--- Begin ---

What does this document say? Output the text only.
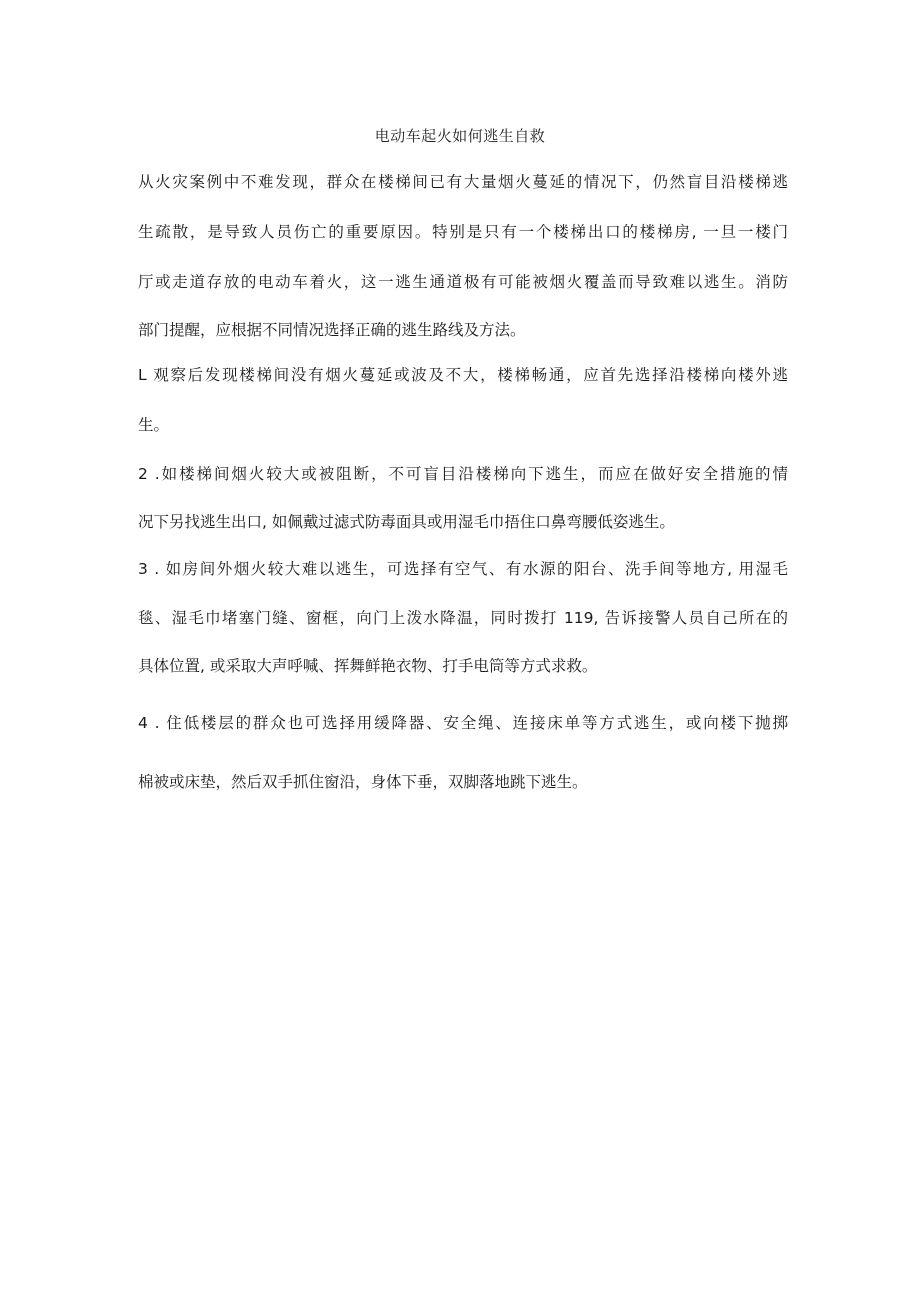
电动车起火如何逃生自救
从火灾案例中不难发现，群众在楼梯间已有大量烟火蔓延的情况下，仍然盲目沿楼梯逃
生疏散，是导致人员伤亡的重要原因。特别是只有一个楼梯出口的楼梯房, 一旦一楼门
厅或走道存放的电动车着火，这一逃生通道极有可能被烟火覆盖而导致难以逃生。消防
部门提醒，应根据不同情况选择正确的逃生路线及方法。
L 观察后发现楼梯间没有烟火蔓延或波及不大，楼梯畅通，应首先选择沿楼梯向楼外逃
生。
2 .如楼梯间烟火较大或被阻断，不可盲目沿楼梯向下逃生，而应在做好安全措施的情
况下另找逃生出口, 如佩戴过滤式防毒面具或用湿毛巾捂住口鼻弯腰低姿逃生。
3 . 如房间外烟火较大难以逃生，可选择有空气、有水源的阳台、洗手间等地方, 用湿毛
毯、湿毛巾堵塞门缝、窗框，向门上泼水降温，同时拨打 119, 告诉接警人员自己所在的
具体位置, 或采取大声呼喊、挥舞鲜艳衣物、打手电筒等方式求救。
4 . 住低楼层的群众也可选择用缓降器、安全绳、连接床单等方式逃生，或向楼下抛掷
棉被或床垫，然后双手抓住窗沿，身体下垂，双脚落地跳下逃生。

--- End ---
--- Begin ---

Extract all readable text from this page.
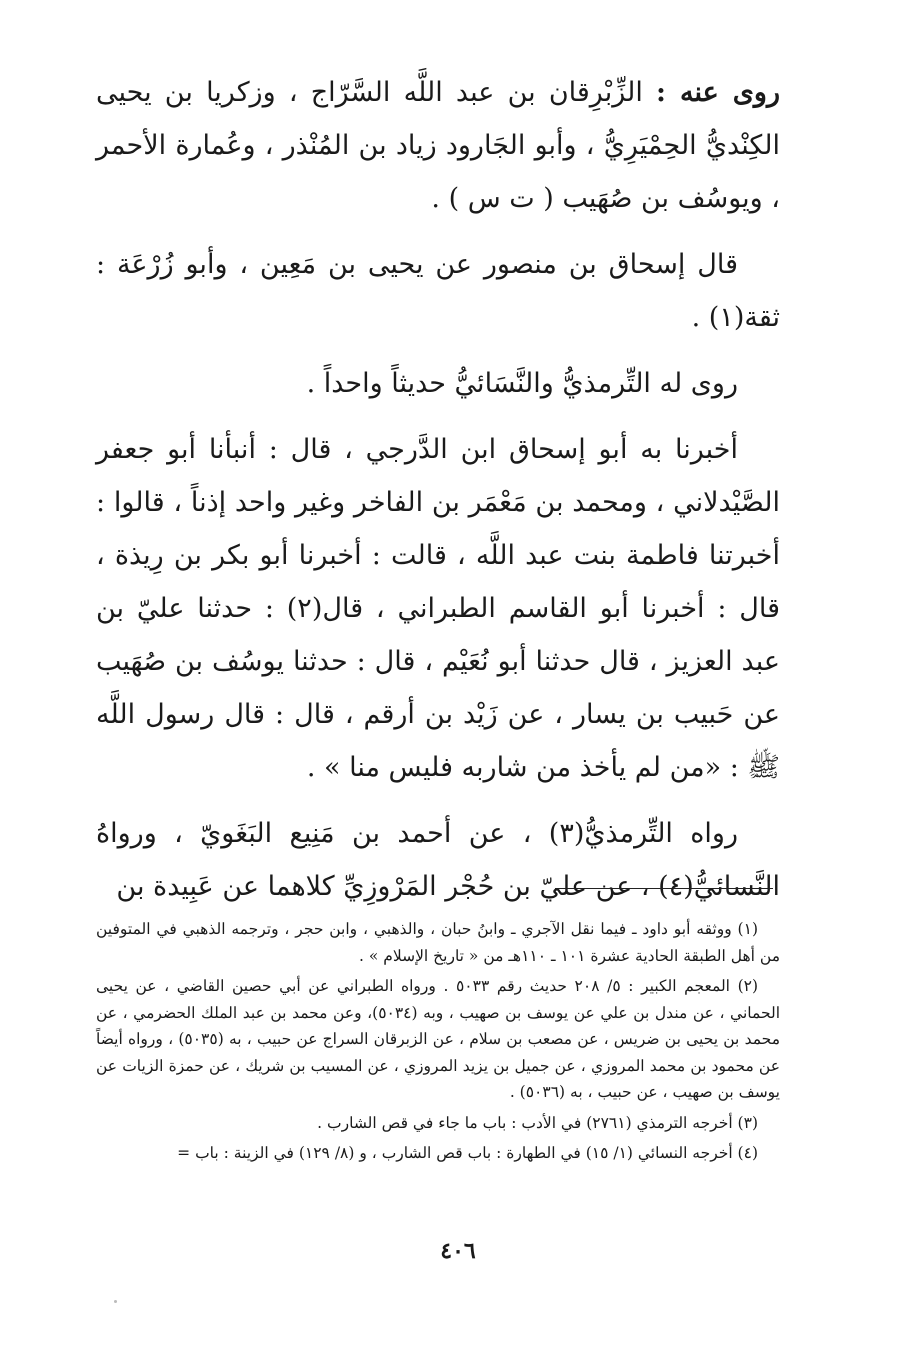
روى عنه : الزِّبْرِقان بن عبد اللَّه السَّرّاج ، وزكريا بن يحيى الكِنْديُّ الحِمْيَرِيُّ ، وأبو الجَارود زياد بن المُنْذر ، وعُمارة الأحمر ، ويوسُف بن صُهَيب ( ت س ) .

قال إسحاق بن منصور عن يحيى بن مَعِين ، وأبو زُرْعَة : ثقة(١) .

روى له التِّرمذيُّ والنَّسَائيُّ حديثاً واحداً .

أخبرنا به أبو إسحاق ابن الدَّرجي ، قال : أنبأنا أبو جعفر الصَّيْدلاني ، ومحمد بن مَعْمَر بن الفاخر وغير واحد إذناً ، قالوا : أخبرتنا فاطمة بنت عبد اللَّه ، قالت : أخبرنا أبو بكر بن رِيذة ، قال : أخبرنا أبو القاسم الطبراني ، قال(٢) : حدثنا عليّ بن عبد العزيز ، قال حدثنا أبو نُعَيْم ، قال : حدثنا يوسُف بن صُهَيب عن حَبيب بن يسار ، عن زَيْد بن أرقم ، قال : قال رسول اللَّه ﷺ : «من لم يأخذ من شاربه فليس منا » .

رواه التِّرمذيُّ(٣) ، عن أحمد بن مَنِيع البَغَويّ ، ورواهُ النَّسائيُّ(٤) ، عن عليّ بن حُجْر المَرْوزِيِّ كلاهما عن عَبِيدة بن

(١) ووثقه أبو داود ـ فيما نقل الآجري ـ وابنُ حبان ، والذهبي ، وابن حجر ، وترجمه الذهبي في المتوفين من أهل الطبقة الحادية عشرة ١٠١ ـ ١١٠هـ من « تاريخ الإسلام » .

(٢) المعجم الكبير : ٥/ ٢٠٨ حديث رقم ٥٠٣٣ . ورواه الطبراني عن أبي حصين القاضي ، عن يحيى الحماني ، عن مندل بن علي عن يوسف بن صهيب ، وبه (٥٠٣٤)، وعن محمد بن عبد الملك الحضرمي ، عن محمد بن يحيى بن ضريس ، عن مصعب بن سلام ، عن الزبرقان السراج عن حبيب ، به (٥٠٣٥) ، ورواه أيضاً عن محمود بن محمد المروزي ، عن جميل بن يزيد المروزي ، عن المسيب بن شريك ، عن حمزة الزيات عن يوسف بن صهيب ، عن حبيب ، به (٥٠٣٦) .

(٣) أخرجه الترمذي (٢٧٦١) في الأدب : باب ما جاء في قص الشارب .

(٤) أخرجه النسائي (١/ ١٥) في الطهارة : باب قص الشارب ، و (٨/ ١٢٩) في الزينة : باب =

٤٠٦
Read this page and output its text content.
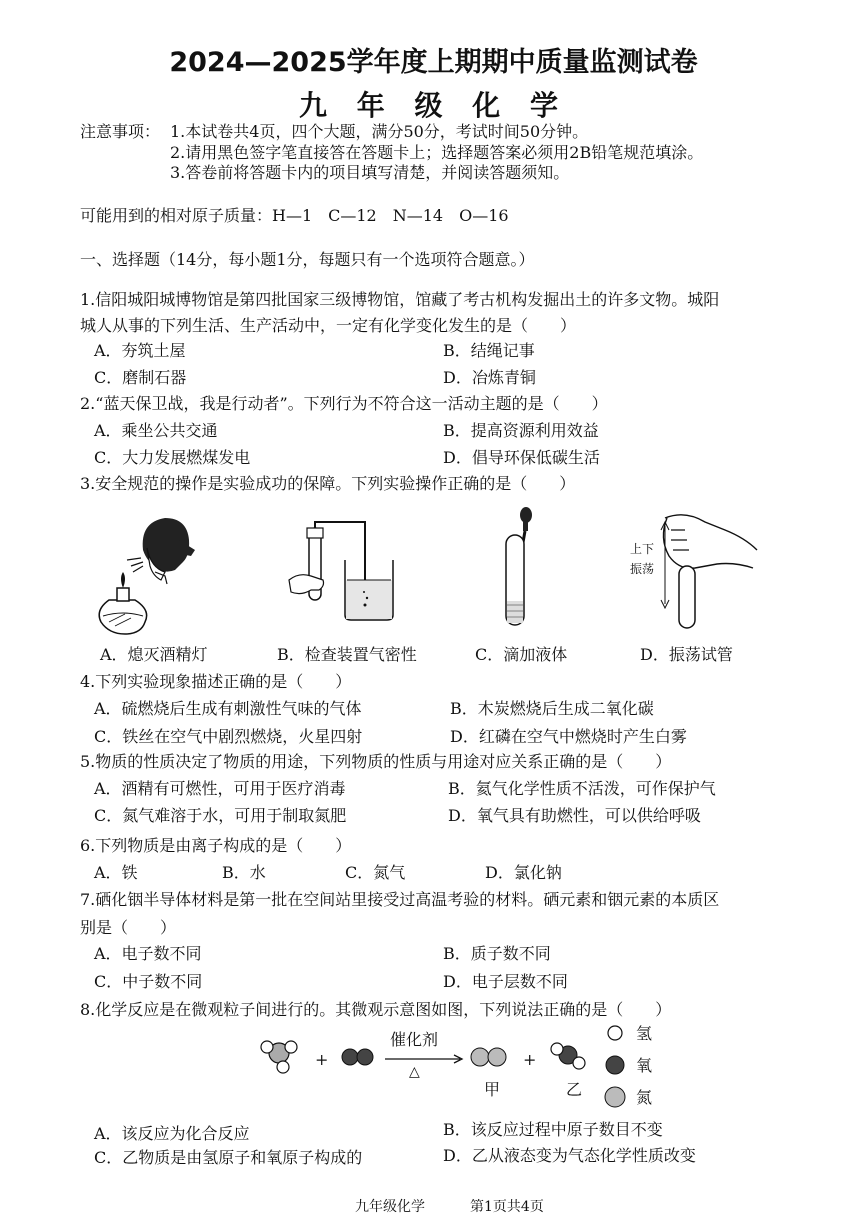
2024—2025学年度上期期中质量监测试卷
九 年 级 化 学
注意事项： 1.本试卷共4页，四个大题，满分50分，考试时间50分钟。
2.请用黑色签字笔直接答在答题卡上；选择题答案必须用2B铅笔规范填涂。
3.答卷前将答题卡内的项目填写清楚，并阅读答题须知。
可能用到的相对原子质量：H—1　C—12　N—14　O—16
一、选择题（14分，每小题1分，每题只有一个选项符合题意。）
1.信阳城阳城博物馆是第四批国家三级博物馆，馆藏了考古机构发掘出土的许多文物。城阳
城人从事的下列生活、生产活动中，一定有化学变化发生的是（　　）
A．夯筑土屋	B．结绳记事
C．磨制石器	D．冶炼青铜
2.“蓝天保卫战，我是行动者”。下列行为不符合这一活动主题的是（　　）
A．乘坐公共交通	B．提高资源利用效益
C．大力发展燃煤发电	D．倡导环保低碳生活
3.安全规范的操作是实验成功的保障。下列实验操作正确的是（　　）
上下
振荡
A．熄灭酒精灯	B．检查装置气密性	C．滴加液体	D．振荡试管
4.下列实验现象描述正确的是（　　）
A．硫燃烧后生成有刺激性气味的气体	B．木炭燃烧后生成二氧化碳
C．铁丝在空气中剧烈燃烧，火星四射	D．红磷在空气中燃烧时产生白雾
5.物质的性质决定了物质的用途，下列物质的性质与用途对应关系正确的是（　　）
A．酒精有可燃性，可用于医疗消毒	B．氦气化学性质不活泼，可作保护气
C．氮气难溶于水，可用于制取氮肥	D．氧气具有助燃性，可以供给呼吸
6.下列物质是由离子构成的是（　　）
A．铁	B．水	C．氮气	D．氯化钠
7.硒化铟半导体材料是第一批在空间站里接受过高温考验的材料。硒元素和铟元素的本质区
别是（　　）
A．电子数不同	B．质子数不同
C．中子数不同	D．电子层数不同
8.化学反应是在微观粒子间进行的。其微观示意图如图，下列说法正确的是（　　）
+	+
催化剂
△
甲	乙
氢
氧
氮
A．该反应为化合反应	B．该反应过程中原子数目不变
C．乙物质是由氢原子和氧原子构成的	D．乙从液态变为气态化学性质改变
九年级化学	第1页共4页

--- End ---

— What is required —
Of the lines in the data, how many contain the word "إسحاق"? Provide the number and nothing further.

— Written answer —
2